#### [Описание задачи]
Напишите продолжение текста о праздниках в Аничковом дворце, начиная сразу после его последнего предложения.

#### [Текст документа]
________________
Иногда в зимний сезон в Аничков дворец приглашали цирковых. Так было в январе 1853 г., когда в Манеже резиденции устроили временный театр «для представления обезьян». Манеж засыпали садовым песком, соорудили сцену, затянутую зеленым сукном, для зрителей установили 150 стульев, во время представления «для курений» использовали две банки лавандовых дворцовых духов, которые лили на раскаленные лопатки[217 - РГИА. Ф. 1338. Оп. 3 (61/124). Д. 31. О расходе по устройству в Манеже временного театра для представления обезьян. 1853 г.]. Вероятно, праздник удался…

Рождество

Еще одним важным семейным праздником, встречавшимся в Аничковом дворце, являлось Рождество с его взаимными подарками. Очень важно, что именно в рождественский сочельник 1818 г. в Аничковом дворце по указанию Александры Федоровны была поставлена и зажжена елка[218 - Яковлев С.П. Императрица Александра Федоровна. Биографический очерк. М., 1867. С. 43.]. Рождественская елка, совершенно обычная для Германии, положила начало традиции, которая, выйдя из светских гостиных, распространилась на всю Россию.
________________
#### [Исходные материалы]
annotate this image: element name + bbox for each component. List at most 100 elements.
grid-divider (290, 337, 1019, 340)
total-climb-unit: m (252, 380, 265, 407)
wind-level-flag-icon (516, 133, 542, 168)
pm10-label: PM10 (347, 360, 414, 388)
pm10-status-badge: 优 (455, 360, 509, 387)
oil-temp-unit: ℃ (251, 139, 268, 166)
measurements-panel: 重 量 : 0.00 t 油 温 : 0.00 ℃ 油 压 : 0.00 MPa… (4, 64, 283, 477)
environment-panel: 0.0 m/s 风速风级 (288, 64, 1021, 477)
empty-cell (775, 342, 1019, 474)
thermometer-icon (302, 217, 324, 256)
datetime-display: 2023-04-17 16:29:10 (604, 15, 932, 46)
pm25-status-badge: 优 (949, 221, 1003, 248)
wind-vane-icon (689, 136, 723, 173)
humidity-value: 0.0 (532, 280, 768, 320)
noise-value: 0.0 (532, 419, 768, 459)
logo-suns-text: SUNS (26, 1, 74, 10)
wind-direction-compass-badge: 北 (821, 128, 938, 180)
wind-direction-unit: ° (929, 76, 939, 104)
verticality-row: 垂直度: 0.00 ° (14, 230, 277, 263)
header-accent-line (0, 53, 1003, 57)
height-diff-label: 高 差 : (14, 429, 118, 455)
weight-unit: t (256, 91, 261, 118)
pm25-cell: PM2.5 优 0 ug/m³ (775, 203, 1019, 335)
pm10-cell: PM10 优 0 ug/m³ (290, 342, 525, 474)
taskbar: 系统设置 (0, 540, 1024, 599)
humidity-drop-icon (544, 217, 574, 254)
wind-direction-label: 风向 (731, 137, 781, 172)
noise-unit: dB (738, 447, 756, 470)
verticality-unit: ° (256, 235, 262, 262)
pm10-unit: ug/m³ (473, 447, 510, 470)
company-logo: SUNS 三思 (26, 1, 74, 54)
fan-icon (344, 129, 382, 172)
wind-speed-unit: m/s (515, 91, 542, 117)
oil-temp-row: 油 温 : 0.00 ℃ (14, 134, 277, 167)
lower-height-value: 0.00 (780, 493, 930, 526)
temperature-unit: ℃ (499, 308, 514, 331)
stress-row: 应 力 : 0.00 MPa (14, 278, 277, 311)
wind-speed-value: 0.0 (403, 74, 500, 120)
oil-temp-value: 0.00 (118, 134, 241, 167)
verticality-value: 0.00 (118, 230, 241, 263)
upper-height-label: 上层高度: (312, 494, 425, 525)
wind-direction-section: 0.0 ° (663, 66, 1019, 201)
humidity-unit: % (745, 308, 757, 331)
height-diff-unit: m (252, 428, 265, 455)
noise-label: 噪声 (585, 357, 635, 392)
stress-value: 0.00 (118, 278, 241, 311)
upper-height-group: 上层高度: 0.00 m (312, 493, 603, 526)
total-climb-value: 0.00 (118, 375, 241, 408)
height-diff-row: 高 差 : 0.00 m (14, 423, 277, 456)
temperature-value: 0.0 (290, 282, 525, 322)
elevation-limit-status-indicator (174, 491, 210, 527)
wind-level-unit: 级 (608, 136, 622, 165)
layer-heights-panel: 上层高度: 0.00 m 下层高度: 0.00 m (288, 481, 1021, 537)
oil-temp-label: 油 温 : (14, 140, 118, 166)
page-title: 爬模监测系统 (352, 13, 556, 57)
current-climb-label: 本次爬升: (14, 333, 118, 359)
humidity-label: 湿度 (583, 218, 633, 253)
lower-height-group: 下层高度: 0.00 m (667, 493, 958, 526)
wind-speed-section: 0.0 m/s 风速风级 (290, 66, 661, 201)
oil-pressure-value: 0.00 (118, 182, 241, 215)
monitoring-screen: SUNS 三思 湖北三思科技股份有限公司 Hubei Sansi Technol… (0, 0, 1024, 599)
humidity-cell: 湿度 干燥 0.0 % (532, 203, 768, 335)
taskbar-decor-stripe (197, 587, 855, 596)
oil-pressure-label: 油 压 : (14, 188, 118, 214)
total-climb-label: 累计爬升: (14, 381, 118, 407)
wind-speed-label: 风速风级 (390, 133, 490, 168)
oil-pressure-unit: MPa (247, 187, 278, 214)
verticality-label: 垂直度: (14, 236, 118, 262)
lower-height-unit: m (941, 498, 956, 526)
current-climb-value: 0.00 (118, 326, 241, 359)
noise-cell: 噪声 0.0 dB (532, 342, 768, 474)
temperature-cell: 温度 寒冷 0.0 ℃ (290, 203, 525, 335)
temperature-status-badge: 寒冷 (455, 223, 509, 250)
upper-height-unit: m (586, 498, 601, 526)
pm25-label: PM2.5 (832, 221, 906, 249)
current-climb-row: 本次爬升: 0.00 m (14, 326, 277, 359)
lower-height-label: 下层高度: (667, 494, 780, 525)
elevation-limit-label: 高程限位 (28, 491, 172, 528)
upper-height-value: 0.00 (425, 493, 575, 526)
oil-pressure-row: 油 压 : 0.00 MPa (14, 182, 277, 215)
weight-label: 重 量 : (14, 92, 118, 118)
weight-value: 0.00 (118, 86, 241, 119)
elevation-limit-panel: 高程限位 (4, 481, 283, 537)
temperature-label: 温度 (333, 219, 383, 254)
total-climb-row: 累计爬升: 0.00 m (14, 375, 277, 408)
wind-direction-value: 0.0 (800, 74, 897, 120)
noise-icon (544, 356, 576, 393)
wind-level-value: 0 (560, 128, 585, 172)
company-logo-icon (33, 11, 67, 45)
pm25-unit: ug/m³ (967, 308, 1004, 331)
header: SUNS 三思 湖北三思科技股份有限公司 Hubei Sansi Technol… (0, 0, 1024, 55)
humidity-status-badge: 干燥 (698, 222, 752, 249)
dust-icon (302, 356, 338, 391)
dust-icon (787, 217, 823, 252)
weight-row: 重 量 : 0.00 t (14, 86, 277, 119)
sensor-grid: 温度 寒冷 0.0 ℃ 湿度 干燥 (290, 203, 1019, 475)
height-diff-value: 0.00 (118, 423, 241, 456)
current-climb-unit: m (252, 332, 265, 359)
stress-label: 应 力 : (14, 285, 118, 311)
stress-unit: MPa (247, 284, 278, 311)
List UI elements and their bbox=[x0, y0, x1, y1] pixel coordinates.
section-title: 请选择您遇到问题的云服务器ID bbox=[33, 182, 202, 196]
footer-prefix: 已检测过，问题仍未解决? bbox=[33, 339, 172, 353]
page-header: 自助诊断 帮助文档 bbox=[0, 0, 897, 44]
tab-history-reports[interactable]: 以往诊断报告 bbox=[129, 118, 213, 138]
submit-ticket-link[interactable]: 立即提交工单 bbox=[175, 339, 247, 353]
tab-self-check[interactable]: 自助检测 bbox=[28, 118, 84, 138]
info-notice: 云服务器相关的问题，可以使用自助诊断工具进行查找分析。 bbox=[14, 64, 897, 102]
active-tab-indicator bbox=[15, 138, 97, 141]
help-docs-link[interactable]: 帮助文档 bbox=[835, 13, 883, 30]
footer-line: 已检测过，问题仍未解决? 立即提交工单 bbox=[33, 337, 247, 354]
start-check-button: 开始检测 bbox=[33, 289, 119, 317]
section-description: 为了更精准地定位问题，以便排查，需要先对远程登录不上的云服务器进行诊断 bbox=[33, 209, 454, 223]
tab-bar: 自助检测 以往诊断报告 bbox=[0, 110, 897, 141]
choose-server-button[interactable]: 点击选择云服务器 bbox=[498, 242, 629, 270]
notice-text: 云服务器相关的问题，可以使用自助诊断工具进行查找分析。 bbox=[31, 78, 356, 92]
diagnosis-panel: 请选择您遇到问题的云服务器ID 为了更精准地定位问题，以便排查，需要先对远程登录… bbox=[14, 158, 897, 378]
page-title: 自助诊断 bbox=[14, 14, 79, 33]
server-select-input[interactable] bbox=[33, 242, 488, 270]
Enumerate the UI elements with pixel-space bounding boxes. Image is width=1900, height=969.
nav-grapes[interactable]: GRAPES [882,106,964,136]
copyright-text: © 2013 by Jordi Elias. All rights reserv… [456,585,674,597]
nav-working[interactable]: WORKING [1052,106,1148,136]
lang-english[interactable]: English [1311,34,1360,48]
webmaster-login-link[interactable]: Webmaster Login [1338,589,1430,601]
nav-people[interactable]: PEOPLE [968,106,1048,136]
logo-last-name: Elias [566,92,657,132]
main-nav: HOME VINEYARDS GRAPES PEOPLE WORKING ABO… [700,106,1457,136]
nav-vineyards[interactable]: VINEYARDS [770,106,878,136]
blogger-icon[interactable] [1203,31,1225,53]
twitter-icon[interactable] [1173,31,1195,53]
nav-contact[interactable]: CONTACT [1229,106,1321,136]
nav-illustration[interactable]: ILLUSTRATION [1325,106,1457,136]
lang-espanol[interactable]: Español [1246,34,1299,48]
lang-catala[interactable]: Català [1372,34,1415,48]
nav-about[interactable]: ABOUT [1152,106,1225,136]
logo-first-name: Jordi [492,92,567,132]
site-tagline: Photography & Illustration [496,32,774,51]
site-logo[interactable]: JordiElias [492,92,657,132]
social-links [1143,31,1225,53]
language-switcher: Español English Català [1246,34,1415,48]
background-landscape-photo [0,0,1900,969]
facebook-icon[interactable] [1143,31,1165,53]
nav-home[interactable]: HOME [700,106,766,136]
________________
#### [Результат выполнения]
Сцены из семейной жизни императора Николая I. Рождественская елка в Аничковом дворце. 1848 г. Рис. А.Ф. Чернышова

При этом Николай Павлович лично накануне сочельника покупал подарки для детей: «зашел в лавку нюрнбержцев, купил игрушек для Саши… в белую комнату смотреть подарки детям» (24 декабря 1823 г.); «новогодние подарки детям в белой комнате» (26 декабря 1823 г.). Примечательно, что в самом большом зале Аничкова дворца, «белой комнате», рождественские елки ставились для каждого и из детей. И число этих елок увеличивалось по мере увеличения числа детей и внуков.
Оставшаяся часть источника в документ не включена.